Data entries for graphics
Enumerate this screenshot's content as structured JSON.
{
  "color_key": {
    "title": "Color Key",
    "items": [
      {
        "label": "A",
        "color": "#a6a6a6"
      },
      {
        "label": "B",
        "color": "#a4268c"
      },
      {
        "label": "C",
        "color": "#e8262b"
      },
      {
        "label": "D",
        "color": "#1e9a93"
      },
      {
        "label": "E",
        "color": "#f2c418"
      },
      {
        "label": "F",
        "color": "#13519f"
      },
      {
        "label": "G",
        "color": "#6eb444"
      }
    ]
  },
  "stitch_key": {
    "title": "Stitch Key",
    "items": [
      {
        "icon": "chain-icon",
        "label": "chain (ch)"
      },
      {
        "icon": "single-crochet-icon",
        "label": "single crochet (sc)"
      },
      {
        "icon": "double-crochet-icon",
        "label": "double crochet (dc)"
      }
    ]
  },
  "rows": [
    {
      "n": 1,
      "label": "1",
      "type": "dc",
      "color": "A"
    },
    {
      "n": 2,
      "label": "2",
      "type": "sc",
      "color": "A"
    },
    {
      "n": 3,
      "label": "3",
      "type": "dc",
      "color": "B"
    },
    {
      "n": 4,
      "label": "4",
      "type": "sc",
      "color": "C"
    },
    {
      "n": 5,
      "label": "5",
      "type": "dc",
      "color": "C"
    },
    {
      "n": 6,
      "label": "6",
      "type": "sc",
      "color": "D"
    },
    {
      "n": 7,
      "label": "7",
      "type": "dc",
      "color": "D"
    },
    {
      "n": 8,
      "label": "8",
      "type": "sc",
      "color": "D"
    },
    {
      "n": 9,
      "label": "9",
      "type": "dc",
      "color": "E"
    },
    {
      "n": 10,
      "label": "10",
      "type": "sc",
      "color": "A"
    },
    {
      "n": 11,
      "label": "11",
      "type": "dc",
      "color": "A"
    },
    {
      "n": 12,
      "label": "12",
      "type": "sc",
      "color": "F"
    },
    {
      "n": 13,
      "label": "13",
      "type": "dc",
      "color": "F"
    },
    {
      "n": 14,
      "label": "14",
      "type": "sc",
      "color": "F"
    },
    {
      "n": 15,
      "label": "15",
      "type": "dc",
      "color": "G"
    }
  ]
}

WHAT IS REQUIRED:
Extract the full listing above without altering anything.

EXERCISE SOLUTION:
Enumerate this screenshot's content as structured JSON.
{
  "color_key": {
    "title": "Color Key",
    "items": [
      {
        "label": "A",
        "color": "#a6a6a6"
      },
      {
        "label": "B",
        "color": "#a4268c"
      },
      {
        "label": "C",
        "color": "#e8262b"
      },
      {
        "label": "D",
        "color": "#1e9a93"
      },
      {
        "label": "E",
        "color": "#f2c418"
      },
      {
        "label": "F",
        "color": "#13519f"
      },
      {
        "label": "G",
        "color": "#6eb444"
      }
    ]
  },
  "stitch_key": {
    "title": "Stitch Key",
    "items": [
      {
        "icon": "chain-icon",
        "label": "chain (ch)"
      },
      {
        "icon": "single-crochet-icon",
        "label": "single crochet (sc)"
      },
      {
        "icon": "double-crochet-icon",
        "label": "double crochet (dc)"
      }
    ]
  },
  "rows": [
    {
      "n": 1,
      "label": "1",
      "type": "dc",
      "color": "A"
    },
    {
      "n": 2,
      "label": "2",
      "type": "sc",
      "color": "A"
    },
    {
      "n": 3,
      "label": "3",
      "type": "dc",
      "color": "B"
    },
    {
      "n": 4,
      "label": "4",
      "type": "sc",
      "color": "C"
    },
    {
      "n": 5,
      "label": "5",
      "type": "dc",
      "color": "C"
    },
    {
      "n": 6,
      "label": "6",
      "type": "sc",
      "color": "D"
    },
    {
      "n": 7,
      "label": "7",
      "type": "dc",
      "color": "D"
    },
    {
      "n": 8,
      "label": "8",
      "type": "sc",
      "color": "D"
    },
    {
      "n": 9,
      "label": "9",
      "type": "dc",
      "color": "E"
    },
    {
      "n": 10,
      "label": "10",
      "type": "sc",
      "color": "A"
    },
    {
      "n": 11,
      "label": "11",
      "type": "dc",
      "color": "A"
    },
    {
      "n": 12,
      "label": "12",
      "type": "sc",
      "color": "F"
    },
    {
      "n": 13,
      "label": "13",
      "type": "dc",
      "color": "F"
    },
    {
      "n": 14,
      "label": "14",
      "type": "sc",
      "color": "F"
    },
    {
      "n": 15,
      "label": "15",
      "type": "dc",
      "color": "G"
    }
  ]
}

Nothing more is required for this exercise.